Requirement: Scan the data for "right" and copy the lines it appears in.

:: Source records ::

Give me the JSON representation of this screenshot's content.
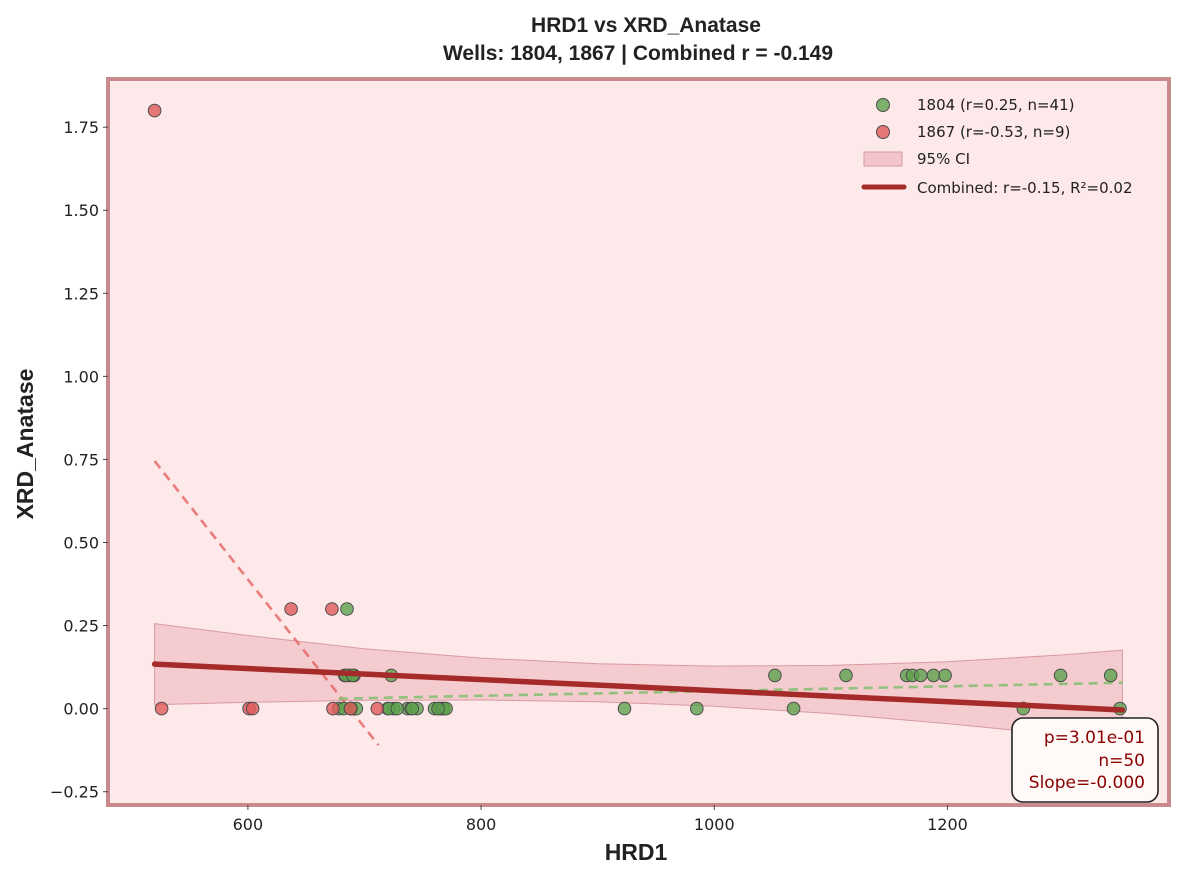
{
  "chart_data": {
    "type": "scatter",
    "title": "HRD1 vs XRD_Anatase",
    "subtitle": "Wells: 1804, 1867 | Combined r = -0.149",
    "xlabel": "HRD1",
    "ylabel": "XRD_Anatase",
    "xlim": [
      480,
      1390
    ],
    "ylim": [
      -0.29,
      1.895
    ],
    "xticks": [
      600,
      800,
      1000,
      1200
    ],
    "yticks": [
      -0.25,
      0.0,
      0.25,
      0.5,
      0.75,
      1.0,
      1.25,
      1.5,
      1.75
    ],
    "ytick_labels": [
      "−0.25",
      "0.00",
      "0.25",
      "0.50",
      "0.75",
      "1.00",
      "1.25",
      "1.50",
      "1.75"
    ],
    "grid": false,
    "legend_position": "top-right",
    "series": [
      {
        "name": "1804 (r=0.25, n=41)",
        "color": "#5ea34d",
        "points": [
          [
            678,
            0.0
          ],
          [
            683,
            0.1
          ],
          [
            685,
            0.3
          ],
          [
            687,
            0.1
          ],
          [
            689,
            0.0
          ],
          [
            691,
            0.1
          ],
          [
            693,
            0.0
          ],
          [
            720,
            0.0
          ],
          [
            723,
            0.1
          ],
          [
            725,
            0.0
          ],
          [
            737,
            0.0
          ],
          [
            740,
            0.0
          ],
          [
            745,
            0.0
          ],
          [
            760,
            0.0
          ],
          [
            764,
            0.0
          ],
          [
            766,
            0.0
          ],
          [
            767,
            0.0
          ],
          [
            768,
            0.0
          ],
          [
            770,
            0.0
          ],
          [
            923,
            0.0
          ],
          [
            985,
            0.0
          ],
          [
            1052,
            0.1
          ],
          [
            1068,
            0.0
          ],
          [
            1113,
            0.1
          ],
          [
            1165,
            0.1
          ],
          [
            1170,
            0.1
          ],
          [
            1177,
            0.1
          ],
          [
            1188,
            0.1
          ],
          [
            1198,
            0.1
          ],
          [
            1265,
            0.0
          ],
          [
            1297,
            0.1
          ],
          [
            1340,
            0.1
          ],
          [
            1348,
            0.0
          ],
          [
            682,
            0.0
          ],
          [
            688,
            0.0
          ],
          [
            721,
            0.0
          ],
          [
            728,
            0.0
          ],
          [
            741,
            0.0
          ],
          [
            763,
            0.0
          ],
          [
            684,
            0.1
          ],
          [
            690,
            0.1
          ]
        ]
      },
      {
        "name": "1867 (r=-0.53, n=9)",
        "color": "#e05a5a",
        "points": [
          [
            520,
            1.8
          ],
          [
            526,
            0.0
          ],
          [
            601,
            0.0
          ],
          [
            604,
            0.0
          ],
          [
            637,
            0.3
          ],
          [
            672,
            0.3
          ],
          [
            673,
            0.0
          ],
          [
            688,
            0.0
          ],
          [
            711,
            0.0
          ]
        ]
      }
    ],
    "fit_lines": [
      {
        "name": "1867 fit",
        "style": "dashed",
        "color": "#e87070",
        "x": [
          520,
          712
        ],
        "y": [
          0.745,
          -0.11
        ]
      },
      {
        "name": "1804 fit",
        "style": "dashed",
        "color": "#86c073",
        "x": [
          678,
          1350
        ],
        "y": [
          0.03,
          0.078
        ]
      }
    ],
    "combined_fit": {
      "label": "Combined: r=-0.15, R²=0.02",
      "color": "#a52a2a",
      "x": [
        520,
        1350
      ],
      "y": [
        0.134,
        -0.004
      ],
      "ci_label": "95% CI",
      "ci_color": "#e8a8ae",
      "ci_x": [
        520,
        600,
        700,
        800,
        900,
        1000,
        1100,
        1200,
        1300,
        1350
      ],
      "ci_upper": [
        0.256,
        0.22,
        0.18,
        0.152,
        0.135,
        0.128,
        0.13,
        0.141,
        0.162,
        0.176
      ],
      "ci_lower": [
        0.012,
        0.019,
        0.025,
        0.026,
        0.021,
        0.007,
        -0.015,
        -0.045,
        -0.08,
        -0.098
      ]
    },
    "stats_box": [
      "p=3.01e-01",
      "n=50",
      "Slope=-0.000"
    ],
    "colors": {
      "plot_background": "#fde8ea",
      "frame": "#c98a8e"
    }
  }
}
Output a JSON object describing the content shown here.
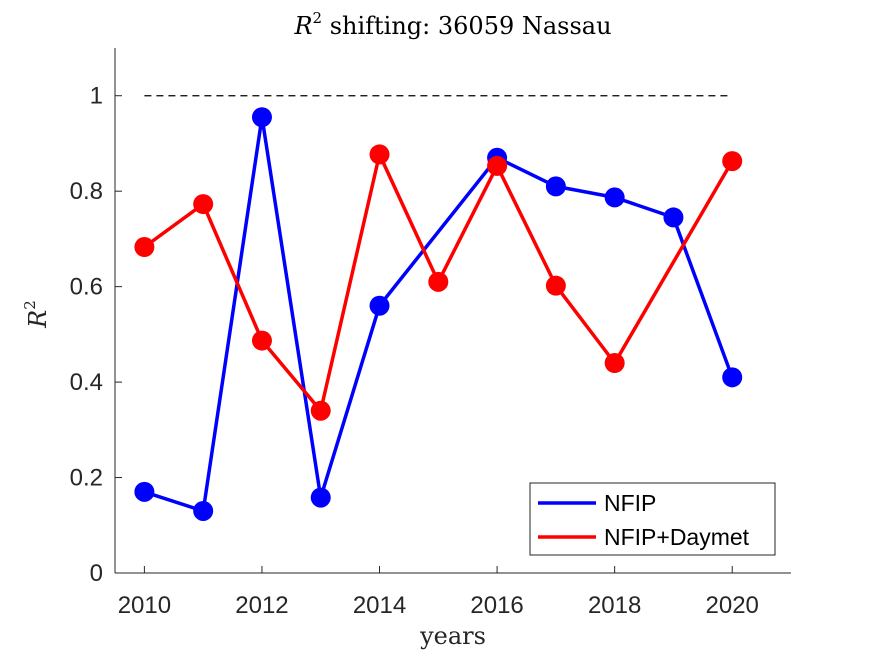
{
  "chart_data": {
    "type": "line",
    "title": {
      "prefix": "R",
      "superscript": "2",
      "suffix": " shifting: 36059 Nassau"
    },
    "xlabel": "years",
    "ylabel": {
      "base": "R",
      "superscript": "2"
    },
    "xlim": [
      2009.5,
      2021
    ],
    "ylim": [
      0,
      1.1
    ],
    "x_ticks": [
      2010,
      2012,
      2014,
      2016,
      2018,
      2020
    ],
    "x_tick_labels": [
      "2010",
      "2012",
      "2014",
      "2016",
      "2018",
      "2020"
    ],
    "y_ticks": [
      0,
      0.2,
      0.4,
      0.6,
      0.8,
      1
    ],
    "y_tick_labels": [
      "0",
      "0.2",
      "0.4",
      "0.6",
      "0.8",
      "1"
    ],
    "x": [
      2010,
      2011,
      2012,
      2013,
      2014,
      2015,
      2016,
      2017,
      2018,
      2019,
      2020
    ],
    "reference_line": {
      "y": 1,
      "x_range": [
        2010,
        2020
      ],
      "style": "dashed",
      "color": "#000000"
    },
    "series": [
      {
        "name": "NFIP",
        "color": "#0000ff",
        "x": [
          2010,
          2011,
          2012,
          2013,
          2014,
          2016,
          2017,
          2018,
          2019,
          2020
        ],
        "values": [
          0.17,
          0.13,
          0.955,
          0.158,
          0.56,
          0.87,
          0.81,
          0.787,
          0.745,
          0.41
        ]
      },
      {
        "name": "NFIP+Daymet",
        "color": "#ff0000",
        "x": [
          2010,
          2011,
          2012,
          2013,
          2014,
          2015,
          2016,
          2017,
          2018,
          2020
        ],
        "values": [
          0.683,
          0.773,
          0.487,
          0.34,
          0.877,
          0.61,
          0.853,
          0.602,
          0.44,
          0.863
        ]
      }
    ],
    "legend": {
      "position": "bottom-right",
      "entries": [
        "NFIP",
        "NFIP+Daymet"
      ]
    }
  }
}
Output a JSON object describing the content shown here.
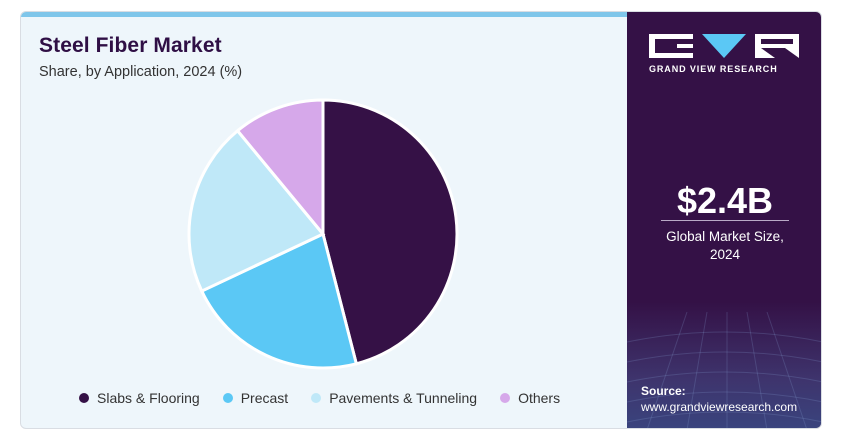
{
  "header": {
    "title": "Steel Fiber Market",
    "subtitle": "Share, by Application, 2024 (%)"
  },
  "brand": {
    "name": "GRAND VIEW RESEARCH"
  },
  "summary": {
    "value": "$2.4B",
    "label_line1": "Global Market Size,",
    "label_line2": "2024"
  },
  "source": {
    "label": "Source:",
    "url": "www.grandviewresearch.com"
  },
  "colors": {
    "panel": "#341146",
    "accent_bar": "#7fc6ea",
    "background": "#eef6fb"
  },
  "chart_data": {
    "type": "pie",
    "title": "Steel Fiber Market",
    "subtitle": "Share, by Application, 2024 (%)",
    "legend_position": "bottom",
    "series": [
      {
        "name": "Slabs & Flooring",
        "value": 46,
        "color": "#351146"
      },
      {
        "name": "Precast",
        "value": 22,
        "color": "#5bc8f5"
      },
      {
        "name": "Pavements & Tunneling",
        "value": 21,
        "color": "#bfe8f8"
      },
      {
        "name": "Others",
        "value": 11,
        "color": "#d6a8ea"
      }
    ]
  }
}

:::

Output of the task:
    "legend_position": "top-right",
      "position": "bottom-right",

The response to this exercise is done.